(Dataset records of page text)
────────────────────

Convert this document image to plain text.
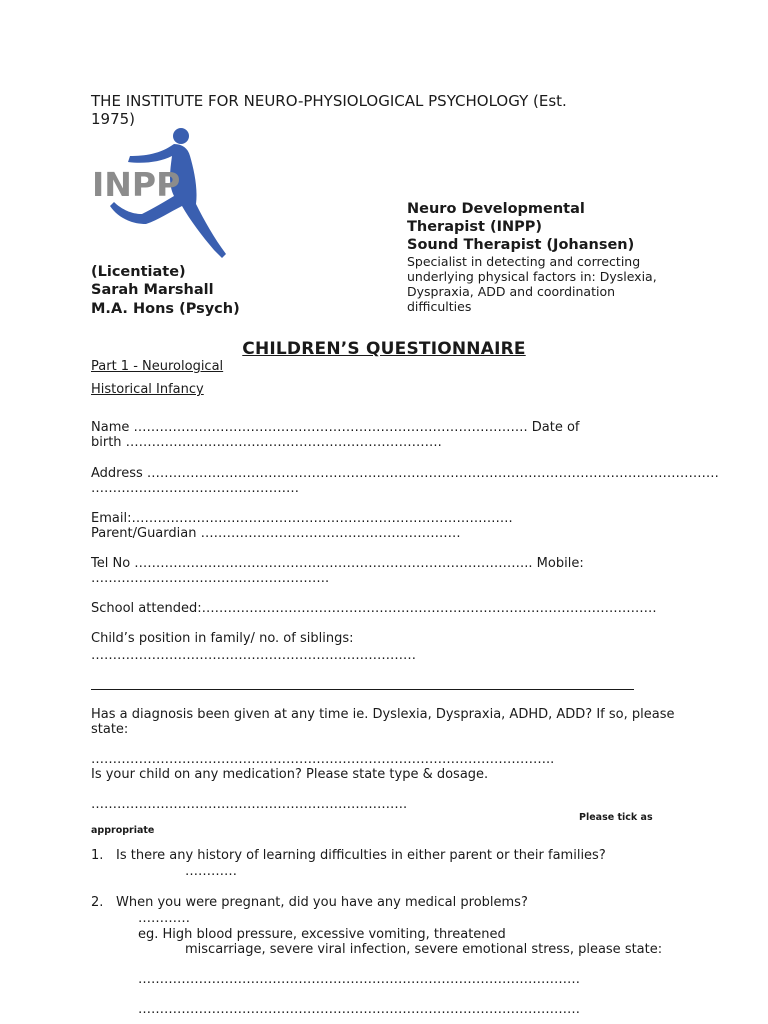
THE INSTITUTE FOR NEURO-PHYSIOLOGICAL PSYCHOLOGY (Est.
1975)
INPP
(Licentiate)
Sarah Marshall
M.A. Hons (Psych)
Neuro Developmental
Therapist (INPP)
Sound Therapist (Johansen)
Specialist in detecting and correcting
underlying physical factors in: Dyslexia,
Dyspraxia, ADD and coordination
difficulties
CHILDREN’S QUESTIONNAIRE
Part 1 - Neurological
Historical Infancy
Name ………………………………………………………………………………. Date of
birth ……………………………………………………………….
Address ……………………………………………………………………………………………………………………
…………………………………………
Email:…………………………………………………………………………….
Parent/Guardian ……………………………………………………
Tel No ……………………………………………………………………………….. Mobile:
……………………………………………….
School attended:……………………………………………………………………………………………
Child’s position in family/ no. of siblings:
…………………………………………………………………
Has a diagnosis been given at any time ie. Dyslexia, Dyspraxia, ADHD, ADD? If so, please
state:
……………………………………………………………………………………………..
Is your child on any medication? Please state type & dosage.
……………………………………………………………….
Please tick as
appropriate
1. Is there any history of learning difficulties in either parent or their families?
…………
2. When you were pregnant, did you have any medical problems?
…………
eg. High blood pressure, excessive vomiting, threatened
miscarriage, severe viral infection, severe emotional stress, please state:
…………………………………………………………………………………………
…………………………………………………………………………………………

────────────────────

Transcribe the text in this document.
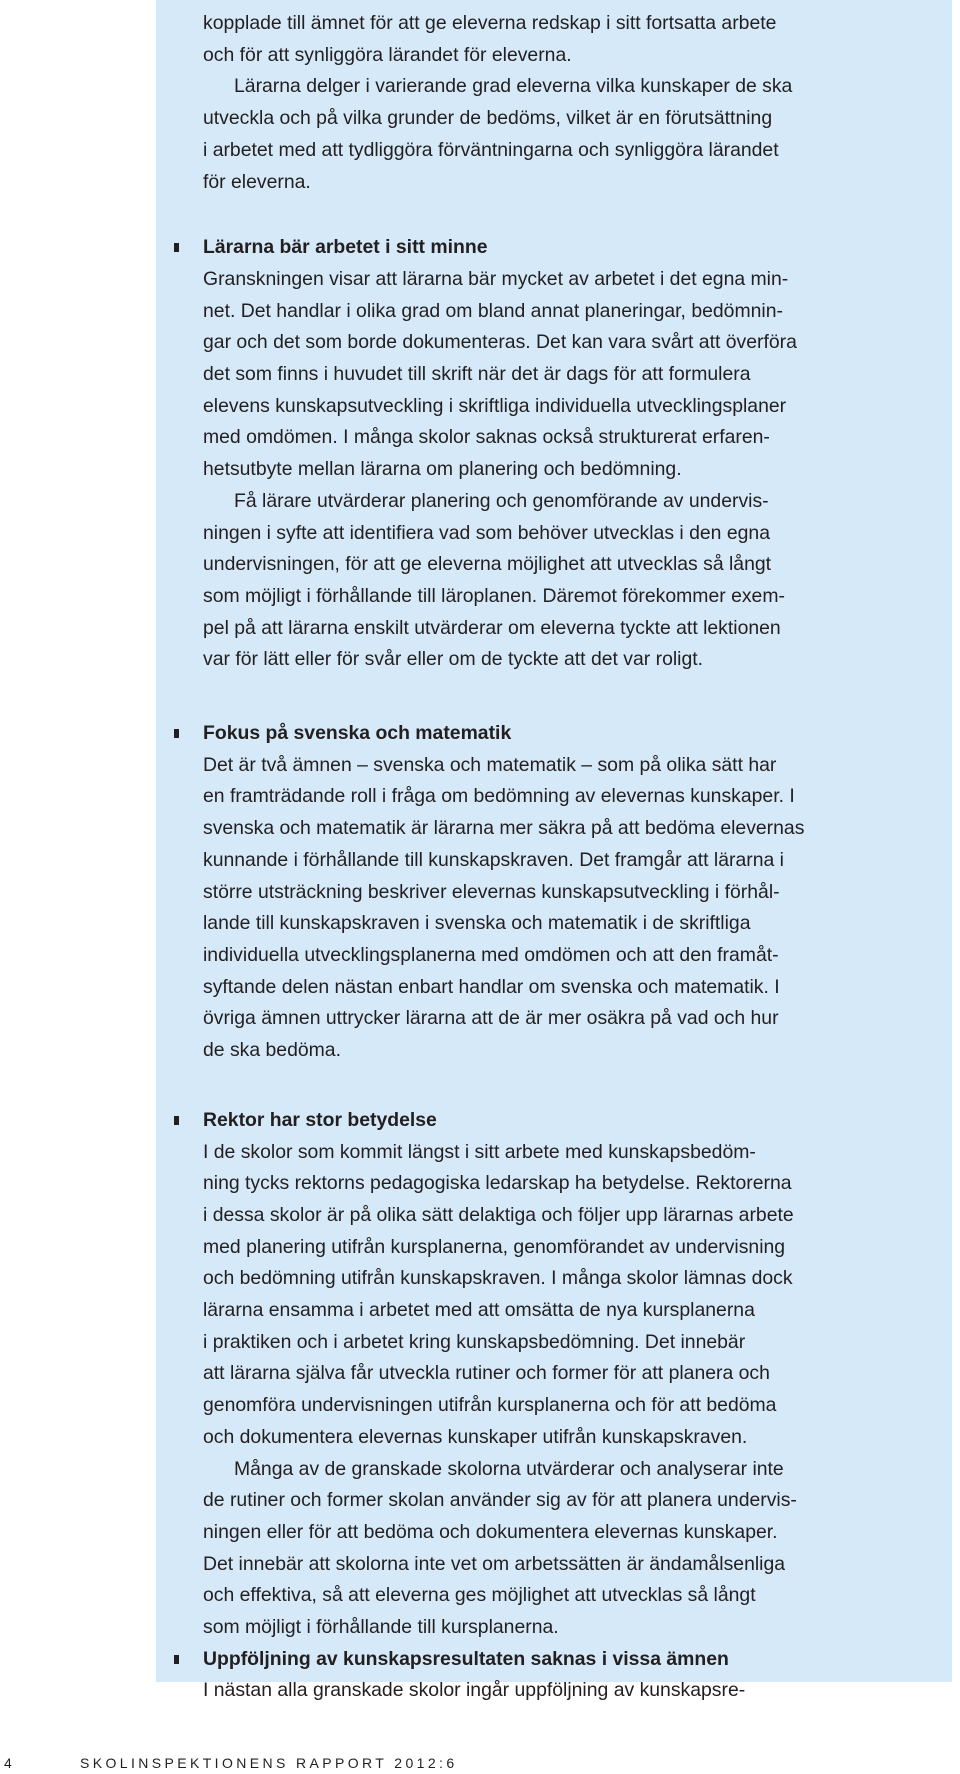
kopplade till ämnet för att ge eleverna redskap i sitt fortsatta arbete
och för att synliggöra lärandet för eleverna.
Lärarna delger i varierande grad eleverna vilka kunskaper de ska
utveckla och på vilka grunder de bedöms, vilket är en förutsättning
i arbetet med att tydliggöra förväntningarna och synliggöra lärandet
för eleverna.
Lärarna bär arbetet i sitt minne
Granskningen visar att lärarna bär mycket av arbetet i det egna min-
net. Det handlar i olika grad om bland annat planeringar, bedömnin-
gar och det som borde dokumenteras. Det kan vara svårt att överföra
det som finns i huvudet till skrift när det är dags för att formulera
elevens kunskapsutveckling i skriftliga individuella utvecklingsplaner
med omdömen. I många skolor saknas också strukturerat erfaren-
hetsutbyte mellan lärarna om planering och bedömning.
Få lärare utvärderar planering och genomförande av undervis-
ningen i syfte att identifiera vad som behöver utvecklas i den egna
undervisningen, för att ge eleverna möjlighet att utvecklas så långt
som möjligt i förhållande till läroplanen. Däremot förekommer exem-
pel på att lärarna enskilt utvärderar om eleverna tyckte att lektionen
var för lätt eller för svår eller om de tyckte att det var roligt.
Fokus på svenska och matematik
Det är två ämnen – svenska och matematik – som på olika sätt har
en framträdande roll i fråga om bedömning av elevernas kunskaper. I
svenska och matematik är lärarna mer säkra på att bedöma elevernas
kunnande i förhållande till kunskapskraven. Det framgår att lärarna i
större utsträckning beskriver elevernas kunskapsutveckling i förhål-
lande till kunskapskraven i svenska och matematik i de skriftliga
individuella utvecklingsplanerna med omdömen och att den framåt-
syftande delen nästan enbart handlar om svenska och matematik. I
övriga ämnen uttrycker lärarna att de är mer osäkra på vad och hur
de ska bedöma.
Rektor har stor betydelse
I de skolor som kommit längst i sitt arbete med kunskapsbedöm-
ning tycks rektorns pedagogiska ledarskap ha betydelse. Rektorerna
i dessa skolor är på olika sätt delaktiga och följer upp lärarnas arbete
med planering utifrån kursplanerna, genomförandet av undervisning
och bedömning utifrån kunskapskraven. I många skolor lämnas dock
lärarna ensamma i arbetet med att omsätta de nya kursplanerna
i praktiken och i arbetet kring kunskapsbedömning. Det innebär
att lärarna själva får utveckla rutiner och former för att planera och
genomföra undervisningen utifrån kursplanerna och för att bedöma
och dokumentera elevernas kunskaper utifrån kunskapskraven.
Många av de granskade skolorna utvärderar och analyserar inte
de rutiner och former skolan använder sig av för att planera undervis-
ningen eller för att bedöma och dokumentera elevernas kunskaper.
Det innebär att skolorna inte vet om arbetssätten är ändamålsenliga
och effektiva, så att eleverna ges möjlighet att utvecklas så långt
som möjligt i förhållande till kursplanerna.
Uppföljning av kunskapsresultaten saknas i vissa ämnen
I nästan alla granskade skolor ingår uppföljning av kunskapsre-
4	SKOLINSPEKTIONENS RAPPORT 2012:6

────────────────────

▸ About this task
Filter the records above down to the lines that hold the string "möjligt".

▸ Answer to the problem
som möjligt i förhållande till läroplanen. Däremot förekommer exem-
som möjligt i förhållande till kursplanerna.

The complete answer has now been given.